[start of WORKING DATA]

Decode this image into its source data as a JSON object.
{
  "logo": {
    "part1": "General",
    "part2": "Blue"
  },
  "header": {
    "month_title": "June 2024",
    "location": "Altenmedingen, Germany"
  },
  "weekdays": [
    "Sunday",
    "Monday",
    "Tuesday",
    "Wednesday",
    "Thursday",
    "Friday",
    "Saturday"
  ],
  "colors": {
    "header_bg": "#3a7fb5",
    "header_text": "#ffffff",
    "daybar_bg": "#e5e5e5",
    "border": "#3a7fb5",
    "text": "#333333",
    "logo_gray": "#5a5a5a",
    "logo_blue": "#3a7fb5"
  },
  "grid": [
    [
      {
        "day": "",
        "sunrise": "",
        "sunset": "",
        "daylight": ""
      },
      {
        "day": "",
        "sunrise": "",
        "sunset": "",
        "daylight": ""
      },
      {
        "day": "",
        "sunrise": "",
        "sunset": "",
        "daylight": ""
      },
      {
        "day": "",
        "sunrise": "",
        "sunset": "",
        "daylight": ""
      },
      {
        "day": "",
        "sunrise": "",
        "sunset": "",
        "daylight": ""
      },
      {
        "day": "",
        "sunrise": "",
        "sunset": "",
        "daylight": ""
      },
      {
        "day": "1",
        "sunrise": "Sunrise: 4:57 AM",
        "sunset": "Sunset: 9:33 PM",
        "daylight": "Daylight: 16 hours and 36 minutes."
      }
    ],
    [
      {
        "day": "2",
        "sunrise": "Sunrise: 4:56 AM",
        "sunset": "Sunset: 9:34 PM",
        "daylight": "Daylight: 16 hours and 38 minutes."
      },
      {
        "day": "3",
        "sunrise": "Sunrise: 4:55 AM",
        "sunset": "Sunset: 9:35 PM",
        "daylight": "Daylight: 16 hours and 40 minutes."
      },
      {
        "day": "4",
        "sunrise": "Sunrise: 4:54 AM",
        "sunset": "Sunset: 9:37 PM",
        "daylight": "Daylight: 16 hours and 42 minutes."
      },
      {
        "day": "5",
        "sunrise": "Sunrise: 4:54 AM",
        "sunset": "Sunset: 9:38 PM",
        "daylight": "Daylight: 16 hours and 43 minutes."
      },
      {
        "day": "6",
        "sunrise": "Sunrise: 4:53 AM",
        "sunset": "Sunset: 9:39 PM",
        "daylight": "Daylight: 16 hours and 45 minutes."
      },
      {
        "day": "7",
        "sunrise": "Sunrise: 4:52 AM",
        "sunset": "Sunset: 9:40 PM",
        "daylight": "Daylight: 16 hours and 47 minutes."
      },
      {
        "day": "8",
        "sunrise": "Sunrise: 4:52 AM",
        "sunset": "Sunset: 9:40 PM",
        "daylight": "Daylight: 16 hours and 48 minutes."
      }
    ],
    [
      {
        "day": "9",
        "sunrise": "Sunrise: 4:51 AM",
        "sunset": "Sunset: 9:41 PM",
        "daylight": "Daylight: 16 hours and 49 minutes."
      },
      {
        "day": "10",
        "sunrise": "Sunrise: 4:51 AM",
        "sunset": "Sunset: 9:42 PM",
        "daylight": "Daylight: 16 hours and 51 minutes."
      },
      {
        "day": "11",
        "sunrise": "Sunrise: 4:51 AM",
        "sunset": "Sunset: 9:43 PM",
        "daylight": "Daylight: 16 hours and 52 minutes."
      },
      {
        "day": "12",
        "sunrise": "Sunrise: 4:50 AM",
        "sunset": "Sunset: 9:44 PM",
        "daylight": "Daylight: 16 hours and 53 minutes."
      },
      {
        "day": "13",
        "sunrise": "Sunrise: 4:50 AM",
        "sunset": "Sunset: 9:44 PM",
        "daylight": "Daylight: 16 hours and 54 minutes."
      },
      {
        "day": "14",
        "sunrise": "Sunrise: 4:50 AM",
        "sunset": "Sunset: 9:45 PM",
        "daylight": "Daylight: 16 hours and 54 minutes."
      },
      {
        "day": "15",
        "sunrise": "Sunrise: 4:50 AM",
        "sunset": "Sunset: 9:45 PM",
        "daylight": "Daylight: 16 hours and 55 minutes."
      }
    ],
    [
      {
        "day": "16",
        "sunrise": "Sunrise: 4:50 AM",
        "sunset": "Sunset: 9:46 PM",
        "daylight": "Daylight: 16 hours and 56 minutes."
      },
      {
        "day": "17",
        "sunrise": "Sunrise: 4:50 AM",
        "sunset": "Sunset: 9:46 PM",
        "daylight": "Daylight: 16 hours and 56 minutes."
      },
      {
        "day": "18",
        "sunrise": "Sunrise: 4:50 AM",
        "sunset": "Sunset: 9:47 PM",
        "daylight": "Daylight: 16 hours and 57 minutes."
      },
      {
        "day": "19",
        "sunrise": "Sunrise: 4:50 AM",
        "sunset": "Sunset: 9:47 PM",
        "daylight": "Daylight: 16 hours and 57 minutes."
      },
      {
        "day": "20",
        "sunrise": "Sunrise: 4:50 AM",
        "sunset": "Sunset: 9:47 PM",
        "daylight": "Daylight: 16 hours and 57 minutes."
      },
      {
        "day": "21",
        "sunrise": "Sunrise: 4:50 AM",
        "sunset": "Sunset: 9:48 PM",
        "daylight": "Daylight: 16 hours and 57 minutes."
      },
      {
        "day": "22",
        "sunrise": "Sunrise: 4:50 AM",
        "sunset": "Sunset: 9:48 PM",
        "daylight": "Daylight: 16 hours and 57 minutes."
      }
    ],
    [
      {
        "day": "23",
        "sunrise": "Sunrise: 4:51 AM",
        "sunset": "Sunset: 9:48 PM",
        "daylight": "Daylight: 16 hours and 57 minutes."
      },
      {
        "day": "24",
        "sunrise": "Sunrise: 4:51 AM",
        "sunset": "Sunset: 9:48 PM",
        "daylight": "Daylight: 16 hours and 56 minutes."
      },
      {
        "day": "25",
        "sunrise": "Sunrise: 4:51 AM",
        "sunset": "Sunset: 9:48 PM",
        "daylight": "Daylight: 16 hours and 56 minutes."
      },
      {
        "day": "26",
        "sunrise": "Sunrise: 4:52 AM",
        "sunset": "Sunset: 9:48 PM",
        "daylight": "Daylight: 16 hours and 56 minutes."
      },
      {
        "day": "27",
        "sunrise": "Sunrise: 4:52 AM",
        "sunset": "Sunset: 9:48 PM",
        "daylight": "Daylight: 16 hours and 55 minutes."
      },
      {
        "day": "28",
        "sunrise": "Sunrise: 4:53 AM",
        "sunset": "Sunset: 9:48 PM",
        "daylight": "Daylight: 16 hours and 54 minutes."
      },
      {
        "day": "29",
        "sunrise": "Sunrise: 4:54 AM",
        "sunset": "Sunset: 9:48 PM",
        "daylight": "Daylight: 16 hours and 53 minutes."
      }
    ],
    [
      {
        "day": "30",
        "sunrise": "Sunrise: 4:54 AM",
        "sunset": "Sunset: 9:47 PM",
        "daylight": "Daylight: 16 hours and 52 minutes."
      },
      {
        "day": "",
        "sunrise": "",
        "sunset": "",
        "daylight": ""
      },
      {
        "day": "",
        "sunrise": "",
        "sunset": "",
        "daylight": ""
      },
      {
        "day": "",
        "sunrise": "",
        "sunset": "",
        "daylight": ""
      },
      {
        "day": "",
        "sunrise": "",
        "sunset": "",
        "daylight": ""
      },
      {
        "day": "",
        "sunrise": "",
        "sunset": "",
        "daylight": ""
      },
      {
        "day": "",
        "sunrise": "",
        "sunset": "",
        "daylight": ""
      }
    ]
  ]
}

[end of WORKING DATA]

## TASK GOAL
Retype the material above, line by line, exactly.

## EXERCISE OUTPUT
Decode this image into its source data as a JSON object.
{
  "logo": {
    "part1": "General",
    "part2": "Blue"
  },
  "header": {
    "month_title": "June 2024",
    "location": "Altenmedingen, Germany"
  },
  "weekdays": [
    "Sunday",
    "Monday",
    "Tuesday",
    "Wednesday",
    "Thursday",
    "Friday",
    "Saturday"
  ],
  "colors": {
    "header_bg": "#3a7fb5",
    "header_text": "#ffffff",
    "daybar_bg": "#e5e5e5",
    "border": "#3a7fb5",
    "text": "#333333",
    "logo_gray": "#5a5a5a",
    "logo_blue": "#3a7fb5"
  },
  "grid": [
    [
      {
        "day": "",
        "sunrise": "",
        "sunset": "",
        "daylight": ""
      },
      {
        "day": "",
        "sunrise": "",
        "sunset": "",
        "daylight": ""
      },
      {
        "day": "",
        "sunrise": "",
        "sunset": "",
        "daylight": ""
      },
      {
        "day": "",
        "sunrise": "",
        "sunset": "",
        "daylight": ""
      },
      {
        "day": "",
        "sunrise": "",
        "sunset": "",
        "daylight": ""
      },
      {
        "day": "",
        "sunrise": "",
        "sunset": "",
        "daylight": ""
      },
      {
        "day": "1",
        "sunrise": "Sunrise: 4:57 AM",
        "sunset": "Sunset: 9:33 PM",
        "daylight": "Daylight: 16 hours and 36 minutes."
      }
    ],
    [
      {
        "day": "2",
        "sunrise": "Sunrise: 4:56 AM",
        "sunset": "Sunset: 9:34 PM",
        "daylight": "Daylight: 16 hours and 38 minutes."
      },
      {
        "day": "3",
        "sunrise": "Sunrise: 4:55 AM",
        "sunset": "Sunset: 9:35 PM",
        "daylight": "Daylight: 16 hours and 40 minutes."
      },
      {
        "day": "4",
        "sunrise": "Sunrise: 4:54 AM",
        "sunset": "Sunset: 9:37 PM",
        "daylight": "Daylight: 16 hours and 42 minutes."
      },
      {
        "day": "5",
        "sunrise": "Sunrise: 4:54 AM",
        "sunset": "Sunset: 9:38 PM",
        "daylight": "Daylight: 16 hours and 43 minutes."
      },
      {
        "day": "6",
        "sunrise": "Sunrise: 4:53 AM",
        "sunset": "Sunset: 9:39 PM",
        "daylight": "Daylight: 16 hours and 45 minutes."
      },
      {
        "day": "7",
        "sunrise": "Sunrise: 4:52 AM",
        "sunset": "Sunset: 9:40 PM",
        "daylight": "Daylight: 16 hours and 47 minutes."
      },
      {
        "day": "8",
        "sunrise": "Sunrise: 4:52 AM",
        "sunset": "Sunset: 9:40 PM",
        "daylight": "Daylight: 16 hours and 48 minutes."
      }
    ],
    [
      {
        "day": "9",
        "sunrise": "Sunrise: 4:51 AM",
        "sunset": "Sunset: 9:41 PM",
        "daylight": "Daylight: 16 hours and 49 minutes."
      },
      {
        "day": "10",
        "sunrise": "Sunrise: 4:51 AM",
        "sunset": "Sunset: 9:42 PM",
        "daylight": "Daylight: 16 hours and 51 minutes."
      },
      {
        "day": "11",
        "sunrise": "Sunrise: 4:51 AM",
        "sunset": "Sunset: 9:43 PM",
        "daylight": "Daylight: 16 hours and 52 minutes."
      },
      {
        "day": "12",
        "sunrise": "Sunrise: 4:50 AM",
        "sunset": "Sunset: 9:44 PM",
        "daylight": "Daylight: 16 hours and 53 minutes."
      },
      {
        "day": "13",
        "sunrise": "Sunrise: 4:50 AM",
        "sunset": "Sunset: 9:44 PM",
        "daylight": "Daylight: 16 hours and 54 minutes."
      },
      {
        "day": "14",
        "sunrise": "Sunrise: 4:50 AM",
        "sunset": "Sunset: 9:45 PM",
        "daylight": "Daylight: 16 hours and 54 minutes."
      },
      {
        "day": "15",
        "sunrise": "Sunrise: 4:50 AM",
        "sunset": "Sunset: 9:45 PM",
        "daylight": "Daylight: 16 hours and 55 minutes."
      }
    ],
    [
      {
        "day": "16",
        "sunrise": "Sunrise: 4:50 AM",
        "sunset": "Sunset: 9:46 PM",
        "daylight": "Daylight: 16 hours and 56 minutes."
      },
      {
        "day": "17",
        "sunrise": "Sunrise: 4:50 AM",
        "sunset": "Sunset: 9:46 PM",
        "daylight": "Daylight: 16 hours and 56 minutes."
      },
      {
        "day": "18",
        "sunrise": "Sunrise: 4:50 AM",
        "sunset": "Sunset: 9:47 PM",
        "daylight": "Daylight: 16 hours and 57 minutes."
      },
      {
        "day": "19",
        "sunrise": "Sunrise: 4:50 AM",
        "sunset": "Sunset: 9:47 PM",
        "daylight": "Daylight: 16 hours and 57 minutes."
      },
      {
        "day": "20",
        "sunrise": "Sunrise: 4:50 AM",
        "sunset": "Sunset: 9:47 PM",
        "daylight": "Daylight: 16 hours and 57 minutes."
      },
      {
        "day": "21",
        "sunrise": "Sunrise: 4:50 AM",
        "sunset": "Sunset: 9:48 PM",
        "daylight": "Daylight: 16 hours and 57 minutes."
      },
      {
        "day": "22",
        "sunrise": "Sunrise: 4:50 AM",
        "sunset": "Sunset: 9:48 PM",
        "daylight": "Daylight: 16 hours and 57 minutes."
      }
    ],
    [
      {
        "day": "23",
        "sunrise": "Sunrise: 4:51 AM",
        "sunset": "Sunset: 9:48 PM",
        "daylight": "Daylight: 16 hours and 57 minutes."
      },
      {
        "day": "24",
        "sunrise": "Sunrise: 4:51 AM",
        "sunset": "Sunset: 9:48 PM",
        "daylight": "Daylight: 16 hours and 56 minutes."
      },
      {
        "day": "25",
        "sunrise": "Sunrise: 4:51 AM",
        "sunset": "Sunset: 9:48 PM",
        "daylight": "Daylight: 16 hours and 56 minutes."
      },
      {
        "day": "26",
        "sunrise": "Sunrise: 4:52 AM",
        "sunset": "Sunset: 9:48 PM",
        "daylight": "Daylight: 16 hours and 56 minutes."
      },
      {
        "day": "27",
        "sunrise": "Sunrise: 4:52 AM",
        "sunset": "Sunset: 9:48 PM",
        "daylight": "Daylight: 16 hours and 55 minutes."
      },
      {
        "day": "28",
        "sunrise": "Sunrise: 4:53 AM",
        "sunset": "Sunset: 9:48 PM",
        "daylight": "Daylight: 16 hours and 54 minutes."
      },
      {
        "day": "29",
        "sunrise": "Sunrise: 4:54 AM",
        "sunset": "Sunset: 9:48 PM",
        "daylight": "Daylight: 16 hours and 53 minutes."
      }
    ],
    [
      {
        "day": "30",
        "sunrise": "Sunrise: 4:54 AM",
        "sunset": "Sunset: 9:47 PM",
        "daylight": "Daylight: 16 hours and 52 minutes."
      },
      {
        "day": "",
        "sunrise": "",
        "sunset": "",
        "daylight": ""
      },
      {
        "day": "",
        "sunrise": "",
        "sunset": "",
        "daylight": ""
      },
      {
        "day": "",
        "sunrise": "",
        "sunset": "",
        "daylight": ""
      },
      {
        "day": "",
        "sunrise": "",
        "sunset": "",
        "daylight": ""
      },
      {
        "day": "",
        "sunrise": "",
        "sunset": "",
        "daylight": ""
      },
      {
        "day": "",
        "sunrise": "",
        "sunset": "",
        "daylight": ""
      }
    ]
  ]
}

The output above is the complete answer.